start Extracted records

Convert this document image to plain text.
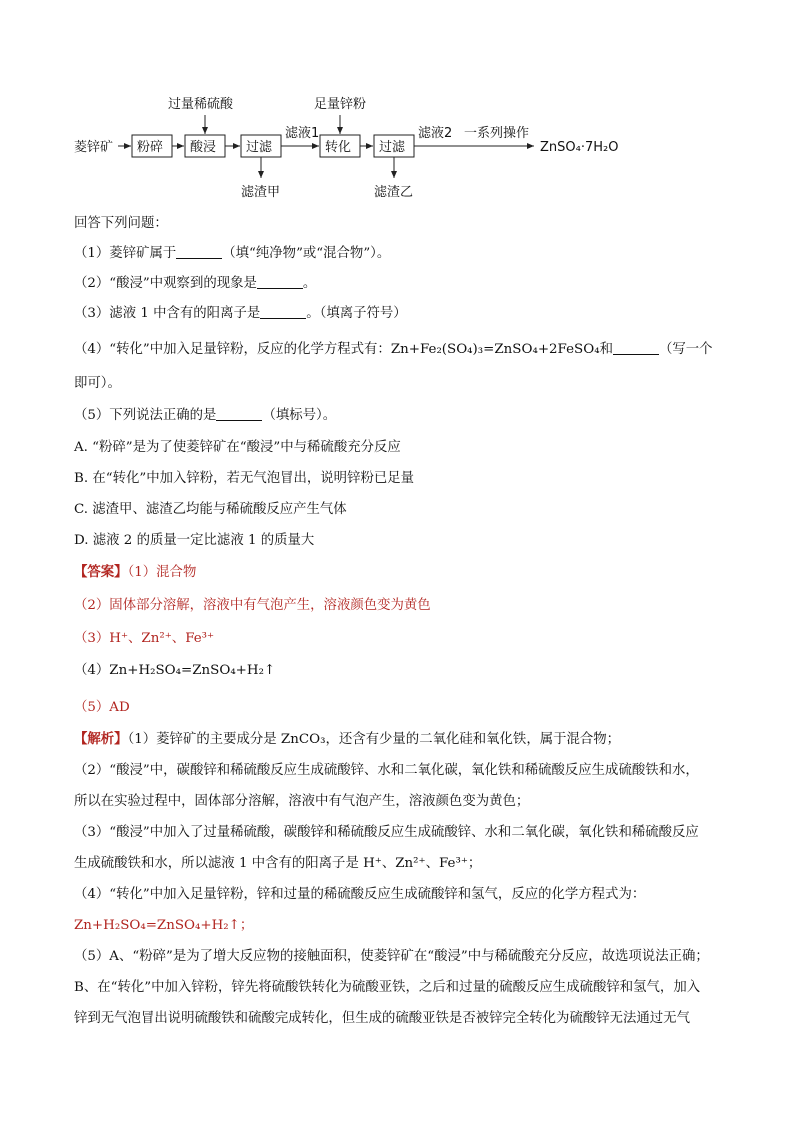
菱锌矿 粉碎 酸浸
过量稀硫酸
过滤
滤渣甲
滤液1
转化
足量锌粉
过滤
滤渣乙
滤液2 一系列操作
ZnSO₄·7H₂O
回答下列问题：
（1）菱锌矿属于	（填“纯净物”或“混合物”）。
（2）“酸浸”中观察到的现象是	。
（3）滤液 1 中含有的阳离子是	。（填离子符号）
（4）“转化”中加入足量锌粉，反应的化学方程式有：Zn+Fe₂(SO₄)₃=ZnSO₄+2FeSO₄和	（写一个
即可）。
（5）下列说法正确的是	（填标号）。
A. “粉碎”是为了使菱锌矿在“酸浸”中与稀硫酸充分反应
B. 在“转化”中加入锌粉，若无气泡冒出，说明锌粉已足量
C. 滤渣甲、滤渣乙均能与稀硫酸反应产生气体
D. 滤液 2 的质量一定比滤液 1 的质量大
【答案】（1）混合物
（2）固体部分溶解，溶液中有气泡产生，溶液颜色变为黄色
（3）H⁺、Zn²⁺、Fe³⁺
（4）Zn+H₂SO₄=ZnSO₄+H₂↑
（5）AD
【解析】（1）菱锌矿的主要成分是 ZnCO₃，还含有少量的二氧化硅和氧化铁，属于混合物；
（2）“酸浸”中，碳酸锌和稀硫酸反应生成硫酸锌、水和二氧化碳，氧化铁和稀硫酸反应生成硫酸铁和水，
所以在实验过程中，固体部分溶解，溶液中有气泡产生，溶液颜色变为黄色；
（3）“酸浸”中加入了过量稀硫酸，碳酸锌和稀硫酸反应生成硫酸锌、水和二氧化碳，氧化铁和稀硫酸反应
生成硫酸铁和水，所以滤液 1 中含有的阳离子是 H⁺、Zn²⁺、Fe³⁺；
（4）“转化”中加入足量锌粉，锌和过量的稀硫酸反应生成硫酸锌和氢气，反应的化学方程式为：
Zn+H₂SO₄=ZnSO₄+H₂↑；
（5）A、“粉碎”是为了增大反应物的接触面积，使菱锌矿在“酸浸”中与稀硫酸充分反应，故选项说法正确；
B、在“转化”中加入锌粉，锌先将硫酸铁转化为硫酸亚铁，之后和过量的硫酸反应生成硫酸锌和氢气，加入
锌到无气泡冒出说明硫酸铁和硫酸完成转化，但生成的硫酸亚铁是否被锌完全转化为硫酸锌无法通过无气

end Extracted records

> _Directions_
Copy every line of the data exactly as written, excluding the pictures.

> _Task output_
Convert this document image to plain text.
菱锌矿 粉碎 酸浸
过量稀硫酸
过滤
滤渣甲
滤液1
转化
足量锌粉
过滤
滤渣乙
滤液2 一系列操作
ZnSO₄·7H₂O
回答下列问题：
（1）菱锌矿属于	（填“纯净物”或“混合物”）。
（2）“酸浸”中观察到的现象是	。
（3）滤液 1 中含有的阳离子是	。（填离子符号）
（4）“转化”中加入足量锌粉，反应的化学方程式有：Zn+Fe₂(SO₄)₃=ZnSO₄+2FeSO₄和	（写一个
即可）。
（5）下列说法正确的是	（填标号）。
A. “粉碎”是为了使菱锌矿在“酸浸”中与稀硫酸充分反应
B. 在“转化”中加入锌粉，若无气泡冒出，说明锌粉已足量
C. 滤渣甲、滤渣乙均能与稀硫酸反应产生气体
D. 滤液 2 的质量一定比滤液 1 的质量大
【答案】（1）混合物
（2）固体部分溶解，溶液中有气泡产生，溶液颜色变为黄色
（3）H⁺、Zn²⁺、Fe³⁺
（4）Zn+H₂SO₄=ZnSO₄+H₂↑
（5）AD
【解析】（1）菱锌矿的主要成分是 ZnCO₃，还含有少量的二氧化硅和氧化铁，属于混合物；
（2）“酸浸”中，碳酸锌和稀硫酸反应生成硫酸锌、水和二氧化碳，氧化铁和稀硫酸反应生成硫酸铁和水，
所以在实验过程中，固体部分溶解，溶液中有气泡产生，溶液颜色变为黄色；
（3）“酸浸”中加入了过量稀硫酸，碳酸锌和稀硫酸反应生成硫酸锌、水和二氧化碳，氧化铁和稀硫酸反应
生成硫酸铁和水，所以滤液 1 中含有的阳离子是 H⁺、Zn²⁺、Fe³⁺；
（4）“转化”中加入足量锌粉，锌和过量的稀硫酸反应生成硫酸锌和氢气，反应的化学方程式为：
Zn+H₂SO₄=ZnSO₄+H₂↑；
（5）A、“粉碎”是为了增大反应物的接触面积，使菱锌矿在“酸浸”中与稀硫酸充分反应，故选项说法正确；
B、在“转化”中加入锌粉，锌先将硫酸铁转化为硫酸亚铁，之后和过量的硫酸反应生成硫酸锌和氢气，加入
锌到无气泡冒出说明硫酸铁和硫酸完成转化，但生成的硫酸亚铁是否被锌完全转化为硫酸锌无法通过无气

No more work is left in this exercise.